▸ THE EXERCISE: Where a line below holds the string "potassium", copy that line.

▸ DATA EXTRACT:
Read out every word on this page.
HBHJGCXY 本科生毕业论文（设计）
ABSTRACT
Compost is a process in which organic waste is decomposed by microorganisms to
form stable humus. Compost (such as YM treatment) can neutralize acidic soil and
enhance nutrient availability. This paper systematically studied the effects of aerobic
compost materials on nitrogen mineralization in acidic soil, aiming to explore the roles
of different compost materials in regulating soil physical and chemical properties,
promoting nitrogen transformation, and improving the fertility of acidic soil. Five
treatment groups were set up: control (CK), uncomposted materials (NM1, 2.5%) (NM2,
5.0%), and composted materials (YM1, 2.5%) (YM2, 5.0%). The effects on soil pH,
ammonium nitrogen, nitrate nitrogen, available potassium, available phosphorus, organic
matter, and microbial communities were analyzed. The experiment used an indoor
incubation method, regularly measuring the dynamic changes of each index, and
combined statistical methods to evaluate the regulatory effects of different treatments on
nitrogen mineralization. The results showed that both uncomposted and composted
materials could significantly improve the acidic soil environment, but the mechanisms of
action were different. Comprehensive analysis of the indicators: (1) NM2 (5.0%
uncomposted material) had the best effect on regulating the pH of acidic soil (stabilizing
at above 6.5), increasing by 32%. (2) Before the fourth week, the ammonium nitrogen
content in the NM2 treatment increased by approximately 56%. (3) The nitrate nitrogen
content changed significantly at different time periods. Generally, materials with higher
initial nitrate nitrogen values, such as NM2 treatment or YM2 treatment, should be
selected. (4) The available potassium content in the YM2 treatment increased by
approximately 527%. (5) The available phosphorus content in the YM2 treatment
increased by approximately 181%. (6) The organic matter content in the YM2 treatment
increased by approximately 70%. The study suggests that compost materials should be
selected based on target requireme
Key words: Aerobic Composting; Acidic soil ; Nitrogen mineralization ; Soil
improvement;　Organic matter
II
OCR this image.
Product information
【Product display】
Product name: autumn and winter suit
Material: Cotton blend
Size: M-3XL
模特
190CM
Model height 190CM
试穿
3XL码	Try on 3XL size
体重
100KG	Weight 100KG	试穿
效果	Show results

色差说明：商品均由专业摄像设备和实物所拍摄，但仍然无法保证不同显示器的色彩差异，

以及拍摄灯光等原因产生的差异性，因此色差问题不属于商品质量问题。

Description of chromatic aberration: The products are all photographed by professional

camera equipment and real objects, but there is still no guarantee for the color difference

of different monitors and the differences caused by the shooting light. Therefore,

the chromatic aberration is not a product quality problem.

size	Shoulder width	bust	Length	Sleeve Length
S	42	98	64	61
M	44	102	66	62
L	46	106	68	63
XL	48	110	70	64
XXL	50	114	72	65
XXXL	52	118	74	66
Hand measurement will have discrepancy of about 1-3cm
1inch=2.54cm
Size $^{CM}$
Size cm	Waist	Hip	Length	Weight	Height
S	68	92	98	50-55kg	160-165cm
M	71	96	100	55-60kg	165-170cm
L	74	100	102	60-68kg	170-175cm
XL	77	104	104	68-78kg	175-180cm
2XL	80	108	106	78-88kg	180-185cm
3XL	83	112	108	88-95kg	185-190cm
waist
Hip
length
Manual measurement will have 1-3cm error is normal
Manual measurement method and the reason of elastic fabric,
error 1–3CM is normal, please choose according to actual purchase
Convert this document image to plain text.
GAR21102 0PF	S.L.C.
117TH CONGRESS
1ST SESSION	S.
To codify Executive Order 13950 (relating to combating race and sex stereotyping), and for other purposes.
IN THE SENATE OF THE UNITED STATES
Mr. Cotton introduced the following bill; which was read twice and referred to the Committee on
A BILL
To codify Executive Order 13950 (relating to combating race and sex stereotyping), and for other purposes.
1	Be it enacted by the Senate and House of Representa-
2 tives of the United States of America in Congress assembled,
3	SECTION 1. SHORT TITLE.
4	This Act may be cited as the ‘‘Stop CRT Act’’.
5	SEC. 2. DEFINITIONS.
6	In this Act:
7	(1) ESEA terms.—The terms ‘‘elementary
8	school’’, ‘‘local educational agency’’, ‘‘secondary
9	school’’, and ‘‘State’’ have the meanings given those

▸ SOLVED PROBLEM:
ammonium nitrogen, nitrate nitrogen, available potassium, available phosphorus, organic
selected. (4) The available potassium content in the YM2 treatment increased by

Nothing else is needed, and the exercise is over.